#### SET TASK:
Return the listing below word for word.

— Start RECORDS SUPPLIED —

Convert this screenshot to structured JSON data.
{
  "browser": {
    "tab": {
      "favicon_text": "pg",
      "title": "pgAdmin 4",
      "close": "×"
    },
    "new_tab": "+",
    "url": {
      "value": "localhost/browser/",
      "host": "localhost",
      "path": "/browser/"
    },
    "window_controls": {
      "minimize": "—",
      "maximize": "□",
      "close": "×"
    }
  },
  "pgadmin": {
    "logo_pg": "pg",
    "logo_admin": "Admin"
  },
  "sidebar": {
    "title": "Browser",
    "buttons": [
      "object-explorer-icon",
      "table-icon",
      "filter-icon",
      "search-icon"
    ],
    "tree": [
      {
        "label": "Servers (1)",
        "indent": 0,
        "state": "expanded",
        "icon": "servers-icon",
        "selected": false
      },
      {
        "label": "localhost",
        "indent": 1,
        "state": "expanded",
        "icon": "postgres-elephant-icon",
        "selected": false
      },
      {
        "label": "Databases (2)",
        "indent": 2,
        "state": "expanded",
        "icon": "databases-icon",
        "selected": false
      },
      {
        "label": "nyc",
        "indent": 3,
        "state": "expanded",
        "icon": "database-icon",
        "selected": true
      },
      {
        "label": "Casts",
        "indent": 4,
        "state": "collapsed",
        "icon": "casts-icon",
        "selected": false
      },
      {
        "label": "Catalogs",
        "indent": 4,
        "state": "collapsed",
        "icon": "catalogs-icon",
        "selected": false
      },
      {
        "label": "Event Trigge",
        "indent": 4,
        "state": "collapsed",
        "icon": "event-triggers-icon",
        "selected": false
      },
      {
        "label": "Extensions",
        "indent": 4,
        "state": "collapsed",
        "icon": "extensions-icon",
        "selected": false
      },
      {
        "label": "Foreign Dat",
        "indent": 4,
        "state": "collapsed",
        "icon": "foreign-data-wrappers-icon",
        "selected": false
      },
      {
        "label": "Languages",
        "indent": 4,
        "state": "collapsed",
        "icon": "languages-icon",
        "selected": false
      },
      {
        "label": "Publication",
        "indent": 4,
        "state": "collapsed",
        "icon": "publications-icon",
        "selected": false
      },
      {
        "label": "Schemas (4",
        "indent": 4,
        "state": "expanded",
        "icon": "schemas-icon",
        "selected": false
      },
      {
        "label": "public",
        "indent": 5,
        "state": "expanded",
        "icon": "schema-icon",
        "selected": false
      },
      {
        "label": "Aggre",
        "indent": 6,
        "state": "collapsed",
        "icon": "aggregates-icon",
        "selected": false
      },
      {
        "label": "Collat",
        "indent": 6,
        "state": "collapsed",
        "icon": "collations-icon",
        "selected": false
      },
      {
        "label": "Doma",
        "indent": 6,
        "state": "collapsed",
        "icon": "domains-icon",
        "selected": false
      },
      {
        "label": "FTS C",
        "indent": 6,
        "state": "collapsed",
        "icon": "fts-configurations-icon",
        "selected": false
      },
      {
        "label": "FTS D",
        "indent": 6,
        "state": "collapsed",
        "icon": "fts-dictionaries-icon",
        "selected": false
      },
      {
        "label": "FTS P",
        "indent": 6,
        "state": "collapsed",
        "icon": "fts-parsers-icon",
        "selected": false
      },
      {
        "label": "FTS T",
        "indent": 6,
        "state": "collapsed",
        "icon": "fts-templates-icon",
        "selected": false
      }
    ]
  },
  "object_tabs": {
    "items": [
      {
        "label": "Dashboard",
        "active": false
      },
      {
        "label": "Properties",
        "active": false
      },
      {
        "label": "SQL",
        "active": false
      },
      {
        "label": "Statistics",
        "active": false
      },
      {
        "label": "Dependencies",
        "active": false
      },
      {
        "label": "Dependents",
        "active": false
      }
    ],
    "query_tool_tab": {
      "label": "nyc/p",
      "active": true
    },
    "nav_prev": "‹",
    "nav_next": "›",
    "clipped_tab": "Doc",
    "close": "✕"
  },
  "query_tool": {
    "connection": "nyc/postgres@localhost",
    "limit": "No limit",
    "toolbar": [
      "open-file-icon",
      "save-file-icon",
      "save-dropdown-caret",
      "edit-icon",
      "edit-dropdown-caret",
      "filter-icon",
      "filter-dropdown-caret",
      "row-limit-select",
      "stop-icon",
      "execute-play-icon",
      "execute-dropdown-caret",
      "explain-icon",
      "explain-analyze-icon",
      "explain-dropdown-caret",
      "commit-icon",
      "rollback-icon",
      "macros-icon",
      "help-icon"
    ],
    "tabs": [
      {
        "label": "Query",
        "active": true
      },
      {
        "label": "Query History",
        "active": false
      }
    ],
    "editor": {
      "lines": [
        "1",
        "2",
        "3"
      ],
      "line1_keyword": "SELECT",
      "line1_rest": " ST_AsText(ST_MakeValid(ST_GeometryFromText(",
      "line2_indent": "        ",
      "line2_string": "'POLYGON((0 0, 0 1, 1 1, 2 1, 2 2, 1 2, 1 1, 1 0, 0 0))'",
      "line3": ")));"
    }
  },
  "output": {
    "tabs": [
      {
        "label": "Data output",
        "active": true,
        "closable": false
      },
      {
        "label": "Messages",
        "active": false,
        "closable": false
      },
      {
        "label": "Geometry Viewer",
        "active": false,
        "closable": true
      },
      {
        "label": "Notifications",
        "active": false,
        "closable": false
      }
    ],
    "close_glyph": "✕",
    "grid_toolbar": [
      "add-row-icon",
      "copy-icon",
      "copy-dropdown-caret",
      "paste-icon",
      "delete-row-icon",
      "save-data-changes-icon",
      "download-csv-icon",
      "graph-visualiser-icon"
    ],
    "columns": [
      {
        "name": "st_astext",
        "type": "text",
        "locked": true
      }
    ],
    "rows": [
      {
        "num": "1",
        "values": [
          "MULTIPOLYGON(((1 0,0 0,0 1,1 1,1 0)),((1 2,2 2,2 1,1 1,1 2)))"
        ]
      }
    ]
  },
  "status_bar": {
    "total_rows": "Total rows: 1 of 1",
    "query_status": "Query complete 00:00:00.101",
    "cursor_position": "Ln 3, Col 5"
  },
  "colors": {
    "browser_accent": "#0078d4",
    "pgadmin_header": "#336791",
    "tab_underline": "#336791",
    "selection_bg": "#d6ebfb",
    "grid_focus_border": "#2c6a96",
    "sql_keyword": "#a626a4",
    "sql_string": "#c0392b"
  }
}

— End RECORDS SUPPLIED —

#### COMPLETED EXERCISE:
Convert this screenshot to structured JSON data.
{
  "browser": {
    "tab": {
      "favicon_text": "pg",
      "title": "pgAdmin 4",
      "close": "×"
    },
    "new_tab": "+",
    "url": {
      "value": "localhost/browser/",
      "host": "localhost",
      "path": "/browser/"
    },
    "window_controls": {
      "minimize": "—",
      "maximize": "□",
      "close": "×"
    }
  },
  "pgadmin": {
    "logo_pg": "pg",
    "logo_admin": "Admin"
  },
  "sidebar": {
    "title": "Browser",
    "buttons": [
      "object-explorer-icon",
      "table-icon",
      "filter-icon",
      "search-icon"
    ],
    "tree": [
      {
        "label": "Servers (1)",
        "indent": 0,
        "state": "expanded",
        "icon": "servers-icon",
        "selected": false
      },
      {
        "label": "localhost",
        "indent": 1,
        "state": "expanded",
        "icon": "postgres-elephant-icon",
        "selected": false
      },
      {
        "label": "Databases (2)",
        "indent": 2,
        "state": "expanded",
        "icon": "databases-icon",
        "selected": false
      },
      {
        "label": "nyc",
        "indent": 3,
        "state": "expanded",
        "icon": "database-icon",
        "selected": true
      },
      {
        "label": "Casts",
        "indent": 4,
        "state": "collapsed",
        "icon": "casts-icon",
        "selected": false
      },
      {
        "label": "Catalogs",
        "indent": 4,
        "state": "collapsed",
        "icon": "catalogs-icon",
        "selected": false
      },
      {
        "label": "Event Trigge",
        "indent": 4,
        "state": "collapsed",
        "icon": "event-triggers-icon",
        "selected": false
      },
      {
        "label": "Extensions",
        "indent": 4,
        "state": "collapsed",
        "icon": "extensions-icon",
        "selected": false
      },
      {
        "label": "Foreign Dat",
        "indent": 4,
        "state": "collapsed",
        "icon": "foreign-data-wrappers-icon",
        "selected": false
      },
      {
        "label": "Languages",
        "indent": 4,
        "state": "collapsed",
        "icon": "languages-icon",
        "selected": false
      },
      {
        "label": "Publication",
        "indent": 4,
        "state": "collapsed",
        "icon": "publications-icon",
        "selected": false
      },
      {
        "label": "Schemas (4",
        "indent": 4,
        "state": "expanded",
        "icon": "schemas-icon",
        "selected": false
      },
      {
        "label": "public",
        "indent": 5,
        "state": "expanded",
        "icon": "schema-icon",
        "selected": false
      },
      {
        "label": "Aggre",
        "indent": 6,
        "state": "collapsed",
        "icon": "aggregates-icon",
        "selected": false
      },
      {
        "label": "Collat",
        "indent": 6,
        "state": "collapsed",
        "icon": "collations-icon",
        "selected": false
      },
      {
        "label": "Doma",
        "indent": 6,
        "state": "collapsed",
        "icon": "domains-icon",
        "selected": false
      },
      {
        "label": "FTS C",
        "indent": 6,
        "state": "collapsed",
        "icon": "fts-configurations-icon",
        "selected": false
      },
      {
        "label": "FTS D",
        "indent": 6,
        "state": "collapsed",
        "icon": "fts-dictionaries-icon",
        "selected": false
      },
      {
        "label": "FTS P",
        "indent": 6,
        "state": "collapsed",
        "icon": "fts-parsers-icon",
        "selected": false
      },
      {
        "label": "FTS T",
        "indent": 6,
        "state": "collapsed",
        "icon": "fts-templates-icon",
        "selected": false
      }
    ]
  },
  "object_tabs": {
    "items": [
      {
        "label": "Dashboard",
        "active": false
      },
      {
        "label": "Properties",
        "active": false
      },
      {
        "label": "SQL",
        "active": false
      },
      {
        "label": "Statistics",
        "active": false
      },
      {
        "label": "Dependencies",
        "active": false
      },
      {
        "label": "Dependents",
        "active": false
      }
    ],
    "query_tool_tab": {
      "label": "nyc/p",
      "active": true
    },
    "nav_prev": "‹",
    "nav_next": "›",
    "clipped_tab": "Doc",
    "close": "✕"
  },
  "query_tool": {
    "connection": "nyc/postgres@localhost",
    "limit": "No limit",
    "toolbar": [
      "open-file-icon",
      "save-file-icon",
      "save-dropdown-caret",
      "edit-icon",
      "edit-dropdown-caret",
      "filter-icon",
      "filter-dropdown-caret",
      "row-limit-select",
      "stop-icon",
      "execute-play-icon",
      "execute-dropdown-caret",
      "explain-icon",
      "explain-analyze-icon",
      "explain-dropdown-caret",
      "commit-icon",
      "rollback-icon",
      "macros-icon",
      "help-icon"
    ],
    "tabs": [
      {
        "label": "Query",
        "active": true
      },
      {
        "label": "Query History",
        "active": false
      }
    ],
    "editor": {
      "lines": [
        "1",
        "2",
        "3"
      ],
      "line1_keyword": "SELECT",
      "line1_rest": " ST_AsText(ST_MakeValid(ST_GeometryFromText(",
      "line2_indent": "        ",
      "line2_string": "'POLYGON((0 0, 0 1, 1 1, 2 1, 2 2, 1 2, 1 1, 1 0, 0 0))'",
      "line3": ")));"
    }
  },
  "output": {
    "tabs": [
      {
        "label": "Data output",
        "active": true,
        "closable": false
      },
      {
        "label": "Messages",
        "active": false,
        "closable": false
      },
      {
        "label": "Geometry Viewer",
        "active": false,
        "closable": true
      },
      {
        "label": "Notifications",
        "active": false,
        "closable": false
      }
    ],
    "close_glyph": "✕",
    "grid_toolbar": [
      "add-row-icon",
      "copy-icon",
      "copy-dropdown-caret",
      "paste-icon",
      "delete-row-icon",
      "save-data-changes-icon",
      "download-csv-icon",
      "graph-visualiser-icon"
    ],
    "columns": [
      {
        "name": "st_astext",
        "type": "text",
        "locked": true
      }
    ],
    "rows": [
      {
        "num": "1",
        "values": [
          "MULTIPOLYGON(((1 0,0 0,0 1,1 1,1 0)),((1 2,2 2,2 1,1 1,1 2)))"
        ]
      }
    ]
  },
  "status_bar": {
    "total_rows": "Total rows: 1 of 1",
    "query_status": "Query complete 00:00:00.101",
    "cursor_position": "Ln 3, Col 5"
  },
  "colors": {
    "browser_accent": "#0078d4",
    "pgadmin_header": "#336791",
    "tab_underline": "#336791",
    "selection_bg": "#d6ebfb",
    "grid_focus_border": "#2c6a96",
    "sql_keyword": "#a626a4",
    "sql_string": "#c0392b"
  }
}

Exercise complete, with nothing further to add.